#### [Request]
Present the following entries again, word for word and in full.

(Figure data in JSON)
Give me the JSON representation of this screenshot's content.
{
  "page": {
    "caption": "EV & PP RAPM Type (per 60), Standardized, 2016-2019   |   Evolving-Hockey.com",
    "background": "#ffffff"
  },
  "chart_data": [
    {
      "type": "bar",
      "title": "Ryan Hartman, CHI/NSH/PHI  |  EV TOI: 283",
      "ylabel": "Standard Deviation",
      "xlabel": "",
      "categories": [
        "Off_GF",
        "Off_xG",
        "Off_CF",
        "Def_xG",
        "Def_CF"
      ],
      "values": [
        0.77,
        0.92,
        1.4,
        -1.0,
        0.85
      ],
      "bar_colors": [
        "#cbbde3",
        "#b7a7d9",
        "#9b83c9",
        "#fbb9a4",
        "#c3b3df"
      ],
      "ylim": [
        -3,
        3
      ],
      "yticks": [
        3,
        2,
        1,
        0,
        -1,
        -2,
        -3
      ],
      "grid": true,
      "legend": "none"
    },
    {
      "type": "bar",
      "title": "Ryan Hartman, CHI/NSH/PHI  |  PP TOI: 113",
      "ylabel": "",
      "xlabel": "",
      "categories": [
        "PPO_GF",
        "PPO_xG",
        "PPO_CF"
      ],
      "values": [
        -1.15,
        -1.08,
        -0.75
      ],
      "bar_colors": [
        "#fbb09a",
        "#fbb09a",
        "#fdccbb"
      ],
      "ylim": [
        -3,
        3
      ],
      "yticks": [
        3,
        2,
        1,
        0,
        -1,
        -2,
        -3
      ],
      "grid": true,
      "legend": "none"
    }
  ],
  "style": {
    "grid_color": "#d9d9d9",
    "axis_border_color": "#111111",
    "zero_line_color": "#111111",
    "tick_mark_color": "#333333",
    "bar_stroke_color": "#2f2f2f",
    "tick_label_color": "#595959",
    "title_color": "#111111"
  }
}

#### [Task result]
Give me the JSON representation of this screenshot's content.
{
  "page": {
    "caption": "EV & PP RAPM Type (per 60), Standardized, 2016-2019   |   Evolving-Hockey.com",
    "background": "#ffffff"
  },
  "chart_data": [
    {
      "type": "bar",
      "title": "Ryan Hartman, CHI/NSH/PHI  |  EV TOI: 283",
      "ylabel": "Standard Deviation",
      "xlabel": "",
      "categories": [
        "Off_GF",
        "Off_xG",
        "Off_CF",
        "Def_xG",
        "Def_CF"
      ],
      "values": [
        0.77,
        0.92,
        1.4,
        -1.0,
        0.85
      ],
      "bar_colors": [
        "#cbbde3",
        "#b7a7d9",
        "#9b83c9",
        "#fbb9a4",
        "#c3b3df"
      ],
      "ylim": [
        -3,
        3
      ],
      "yticks": [
        3,
        2,
        1,
        0,
        -1,
        -2,
        -3
      ],
      "grid": true,
      "legend": "none"
    },
    {
      "type": "bar",
      "title": "Ryan Hartman, CHI/NSH/PHI  |  PP TOI: 113",
      "ylabel": "",
      "xlabel": "",
      "categories": [
        "PPO_GF",
        "PPO_xG",
        "PPO_CF"
      ],
      "values": [
        -1.15,
        -1.08,
        -0.75
      ],
      "bar_colors": [
        "#fbb09a",
        "#fbb09a",
        "#fdccbb"
      ],
      "ylim": [
        -3,
        3
      ],
      "yticks": [
        3,
        2,
        1,
        0,
        -1,
        -2,
        -3
      ],
      "grid": true,
      "legend": "none"
    }
  ],
  "style": {
    "grid_color": "#d9d9d9",
    "axis_border_color": "#111111",
    "zero_line_color": "#111111",
    "tick_mark_color": "#333333",
    "bar_stroke_color": "#2f2f2f",
    "tick_label_color": "#595959",
    "title_color": "#111111"
  }
}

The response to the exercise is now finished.